● **BRIEF**
Which lines contain the word "ntreatment"? Return each of them as written.

● **PROVIDED RECORDS**
# # #
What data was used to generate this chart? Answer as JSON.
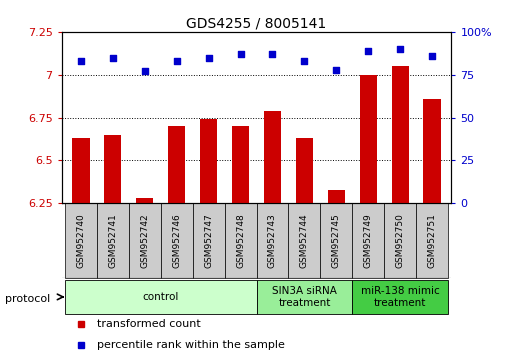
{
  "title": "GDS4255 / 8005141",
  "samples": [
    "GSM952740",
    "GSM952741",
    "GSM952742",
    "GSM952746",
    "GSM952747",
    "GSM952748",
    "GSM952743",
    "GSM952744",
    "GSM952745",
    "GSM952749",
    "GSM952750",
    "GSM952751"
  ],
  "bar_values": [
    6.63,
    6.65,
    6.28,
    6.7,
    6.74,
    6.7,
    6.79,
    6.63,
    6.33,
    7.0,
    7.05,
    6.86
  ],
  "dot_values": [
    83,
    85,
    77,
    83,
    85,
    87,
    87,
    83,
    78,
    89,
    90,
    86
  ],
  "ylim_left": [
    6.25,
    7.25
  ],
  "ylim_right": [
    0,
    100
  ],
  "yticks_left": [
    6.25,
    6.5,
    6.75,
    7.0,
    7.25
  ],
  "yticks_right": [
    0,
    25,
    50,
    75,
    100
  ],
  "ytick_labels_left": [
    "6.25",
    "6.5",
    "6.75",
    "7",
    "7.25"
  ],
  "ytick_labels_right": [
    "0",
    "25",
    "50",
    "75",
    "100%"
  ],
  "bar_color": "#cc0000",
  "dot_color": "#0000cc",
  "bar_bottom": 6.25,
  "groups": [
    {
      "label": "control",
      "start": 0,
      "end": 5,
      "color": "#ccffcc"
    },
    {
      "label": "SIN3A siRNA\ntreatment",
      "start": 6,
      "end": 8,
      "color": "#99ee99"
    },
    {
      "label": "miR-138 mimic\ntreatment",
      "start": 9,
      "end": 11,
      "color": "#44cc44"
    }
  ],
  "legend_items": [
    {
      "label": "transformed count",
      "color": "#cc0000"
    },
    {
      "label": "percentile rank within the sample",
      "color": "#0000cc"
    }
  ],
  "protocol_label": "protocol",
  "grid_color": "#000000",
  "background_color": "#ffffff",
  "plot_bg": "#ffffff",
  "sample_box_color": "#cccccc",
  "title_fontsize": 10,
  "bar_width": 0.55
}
# # #
● **TASK SOLUTION**
      "label": "SIN3A siRNA\ntreatment",
      "label": "miR-138 mimic\ntreatment",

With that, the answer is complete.